━━━ STORED DATA

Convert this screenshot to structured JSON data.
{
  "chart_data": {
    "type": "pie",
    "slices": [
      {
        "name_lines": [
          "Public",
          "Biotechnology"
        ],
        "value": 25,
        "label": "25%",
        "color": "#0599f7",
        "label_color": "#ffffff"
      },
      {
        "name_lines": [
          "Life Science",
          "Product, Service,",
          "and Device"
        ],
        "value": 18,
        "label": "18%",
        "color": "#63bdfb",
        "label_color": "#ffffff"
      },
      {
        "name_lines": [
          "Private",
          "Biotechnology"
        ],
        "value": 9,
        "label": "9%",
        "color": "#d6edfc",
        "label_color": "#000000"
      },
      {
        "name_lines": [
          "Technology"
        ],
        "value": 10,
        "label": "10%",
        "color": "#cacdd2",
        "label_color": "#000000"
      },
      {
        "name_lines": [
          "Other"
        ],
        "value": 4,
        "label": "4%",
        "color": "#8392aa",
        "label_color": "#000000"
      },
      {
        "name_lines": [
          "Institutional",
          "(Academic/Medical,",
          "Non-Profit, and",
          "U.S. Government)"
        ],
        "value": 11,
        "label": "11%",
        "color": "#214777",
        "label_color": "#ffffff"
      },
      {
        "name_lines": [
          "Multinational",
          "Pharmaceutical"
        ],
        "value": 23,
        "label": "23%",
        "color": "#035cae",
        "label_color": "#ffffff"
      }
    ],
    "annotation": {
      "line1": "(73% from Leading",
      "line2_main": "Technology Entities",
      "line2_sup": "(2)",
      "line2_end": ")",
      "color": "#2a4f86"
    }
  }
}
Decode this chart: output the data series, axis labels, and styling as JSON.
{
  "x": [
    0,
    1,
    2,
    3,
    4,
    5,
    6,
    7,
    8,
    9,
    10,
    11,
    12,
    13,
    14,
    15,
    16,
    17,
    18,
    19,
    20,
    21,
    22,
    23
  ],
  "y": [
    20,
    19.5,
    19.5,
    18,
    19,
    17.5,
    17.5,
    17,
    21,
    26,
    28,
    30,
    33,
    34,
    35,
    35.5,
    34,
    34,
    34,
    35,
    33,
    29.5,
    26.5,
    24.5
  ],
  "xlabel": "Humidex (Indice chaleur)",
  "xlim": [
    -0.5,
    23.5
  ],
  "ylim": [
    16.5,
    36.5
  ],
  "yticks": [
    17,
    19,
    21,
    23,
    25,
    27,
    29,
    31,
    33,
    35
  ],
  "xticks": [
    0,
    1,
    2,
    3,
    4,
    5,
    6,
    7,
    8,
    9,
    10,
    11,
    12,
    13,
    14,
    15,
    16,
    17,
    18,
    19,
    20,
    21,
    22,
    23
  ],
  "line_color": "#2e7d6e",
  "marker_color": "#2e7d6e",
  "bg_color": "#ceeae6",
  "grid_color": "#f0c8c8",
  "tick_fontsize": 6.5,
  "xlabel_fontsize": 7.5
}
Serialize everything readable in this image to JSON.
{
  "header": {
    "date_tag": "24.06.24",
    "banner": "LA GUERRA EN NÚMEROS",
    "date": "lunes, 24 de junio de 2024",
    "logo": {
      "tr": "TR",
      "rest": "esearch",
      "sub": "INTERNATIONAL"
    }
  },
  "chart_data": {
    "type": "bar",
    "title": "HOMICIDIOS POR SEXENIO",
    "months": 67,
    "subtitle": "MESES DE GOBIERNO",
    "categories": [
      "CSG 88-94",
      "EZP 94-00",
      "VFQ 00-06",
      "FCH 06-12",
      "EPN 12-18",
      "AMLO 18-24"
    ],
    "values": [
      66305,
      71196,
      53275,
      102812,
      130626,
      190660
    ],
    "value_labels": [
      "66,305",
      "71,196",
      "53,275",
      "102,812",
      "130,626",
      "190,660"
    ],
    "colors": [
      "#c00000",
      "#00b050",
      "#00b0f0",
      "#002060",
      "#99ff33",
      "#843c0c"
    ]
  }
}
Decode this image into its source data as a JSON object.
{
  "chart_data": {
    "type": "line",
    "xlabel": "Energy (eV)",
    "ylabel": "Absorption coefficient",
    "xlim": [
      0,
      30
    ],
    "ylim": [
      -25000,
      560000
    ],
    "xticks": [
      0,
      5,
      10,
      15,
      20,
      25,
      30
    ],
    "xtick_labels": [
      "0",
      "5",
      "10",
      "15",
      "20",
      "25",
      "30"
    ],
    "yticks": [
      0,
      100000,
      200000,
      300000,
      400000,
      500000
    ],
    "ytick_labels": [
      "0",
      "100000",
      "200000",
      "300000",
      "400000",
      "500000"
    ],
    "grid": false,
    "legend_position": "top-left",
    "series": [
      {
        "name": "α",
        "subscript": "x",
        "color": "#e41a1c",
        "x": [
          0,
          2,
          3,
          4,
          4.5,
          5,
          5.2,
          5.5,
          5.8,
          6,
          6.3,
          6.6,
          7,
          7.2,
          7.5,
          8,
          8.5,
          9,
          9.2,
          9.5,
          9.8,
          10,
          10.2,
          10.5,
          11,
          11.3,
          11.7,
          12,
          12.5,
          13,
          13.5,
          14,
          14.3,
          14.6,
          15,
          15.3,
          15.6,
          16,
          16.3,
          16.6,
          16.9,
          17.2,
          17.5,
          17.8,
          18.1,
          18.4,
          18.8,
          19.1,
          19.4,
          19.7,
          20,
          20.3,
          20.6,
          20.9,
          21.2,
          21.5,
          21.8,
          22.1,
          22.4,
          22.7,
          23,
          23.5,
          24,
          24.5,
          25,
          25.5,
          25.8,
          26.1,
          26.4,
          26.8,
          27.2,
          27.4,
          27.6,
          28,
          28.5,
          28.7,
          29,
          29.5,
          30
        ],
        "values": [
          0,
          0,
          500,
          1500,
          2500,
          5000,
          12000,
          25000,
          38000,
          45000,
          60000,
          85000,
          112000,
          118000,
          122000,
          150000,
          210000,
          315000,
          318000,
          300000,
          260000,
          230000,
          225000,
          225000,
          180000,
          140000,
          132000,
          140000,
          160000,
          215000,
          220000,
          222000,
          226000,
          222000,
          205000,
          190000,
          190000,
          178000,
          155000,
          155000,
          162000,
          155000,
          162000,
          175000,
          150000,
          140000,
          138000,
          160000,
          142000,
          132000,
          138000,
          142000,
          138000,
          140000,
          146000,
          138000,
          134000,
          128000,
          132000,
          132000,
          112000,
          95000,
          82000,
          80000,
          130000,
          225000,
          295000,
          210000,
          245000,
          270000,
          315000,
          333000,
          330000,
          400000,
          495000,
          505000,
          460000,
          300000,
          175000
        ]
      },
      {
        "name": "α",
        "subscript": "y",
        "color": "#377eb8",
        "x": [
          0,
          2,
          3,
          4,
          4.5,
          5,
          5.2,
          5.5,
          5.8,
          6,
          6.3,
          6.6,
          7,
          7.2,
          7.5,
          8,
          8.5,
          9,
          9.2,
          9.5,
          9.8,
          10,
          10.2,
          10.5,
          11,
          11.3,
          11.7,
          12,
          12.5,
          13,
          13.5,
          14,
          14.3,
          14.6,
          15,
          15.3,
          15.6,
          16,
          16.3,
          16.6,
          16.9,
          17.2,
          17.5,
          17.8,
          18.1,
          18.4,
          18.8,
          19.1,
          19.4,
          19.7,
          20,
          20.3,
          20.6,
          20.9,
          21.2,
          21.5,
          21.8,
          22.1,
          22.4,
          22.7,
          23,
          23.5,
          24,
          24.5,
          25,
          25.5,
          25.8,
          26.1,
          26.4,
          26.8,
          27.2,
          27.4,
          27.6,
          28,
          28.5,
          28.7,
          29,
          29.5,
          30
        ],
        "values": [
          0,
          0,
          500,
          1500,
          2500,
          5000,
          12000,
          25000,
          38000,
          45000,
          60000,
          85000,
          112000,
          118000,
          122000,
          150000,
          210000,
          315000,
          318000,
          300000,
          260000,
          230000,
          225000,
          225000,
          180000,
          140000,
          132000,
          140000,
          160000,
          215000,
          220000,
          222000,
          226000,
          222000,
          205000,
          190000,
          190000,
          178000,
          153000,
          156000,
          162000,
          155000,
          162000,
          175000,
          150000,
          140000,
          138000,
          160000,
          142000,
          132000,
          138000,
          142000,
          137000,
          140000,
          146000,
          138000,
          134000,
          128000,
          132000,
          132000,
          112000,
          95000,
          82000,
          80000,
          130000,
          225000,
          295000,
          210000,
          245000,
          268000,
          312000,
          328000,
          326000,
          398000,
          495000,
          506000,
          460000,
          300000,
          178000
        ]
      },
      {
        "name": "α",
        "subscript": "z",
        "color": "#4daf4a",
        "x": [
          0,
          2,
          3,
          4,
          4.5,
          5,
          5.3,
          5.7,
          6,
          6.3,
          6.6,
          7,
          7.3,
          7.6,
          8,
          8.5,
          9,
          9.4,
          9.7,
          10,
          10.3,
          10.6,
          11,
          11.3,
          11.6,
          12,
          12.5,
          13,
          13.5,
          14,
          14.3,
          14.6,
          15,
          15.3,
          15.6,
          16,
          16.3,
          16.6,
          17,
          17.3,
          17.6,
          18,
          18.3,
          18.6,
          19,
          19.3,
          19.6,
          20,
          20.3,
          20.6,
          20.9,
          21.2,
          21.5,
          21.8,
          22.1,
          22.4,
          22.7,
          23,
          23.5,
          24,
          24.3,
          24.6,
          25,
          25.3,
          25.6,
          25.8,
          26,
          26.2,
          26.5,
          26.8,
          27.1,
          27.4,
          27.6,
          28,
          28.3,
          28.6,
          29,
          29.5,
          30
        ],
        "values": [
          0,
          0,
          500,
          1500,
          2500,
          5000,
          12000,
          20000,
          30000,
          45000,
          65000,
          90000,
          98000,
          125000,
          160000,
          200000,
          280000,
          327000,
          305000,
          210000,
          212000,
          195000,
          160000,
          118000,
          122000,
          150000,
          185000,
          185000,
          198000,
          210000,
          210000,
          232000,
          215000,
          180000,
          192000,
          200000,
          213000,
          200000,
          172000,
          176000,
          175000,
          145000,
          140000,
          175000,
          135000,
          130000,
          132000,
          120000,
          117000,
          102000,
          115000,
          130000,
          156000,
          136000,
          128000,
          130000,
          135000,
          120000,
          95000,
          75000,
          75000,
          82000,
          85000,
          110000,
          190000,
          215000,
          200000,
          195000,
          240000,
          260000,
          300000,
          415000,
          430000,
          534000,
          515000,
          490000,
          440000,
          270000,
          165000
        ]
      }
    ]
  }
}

━━━━━━

» AIM
Find each line in the records holding the string "series" and show it.

» RESULT BELOW
Decode this chart: output the data series, axis labels, and styling as JSON.
    "series": [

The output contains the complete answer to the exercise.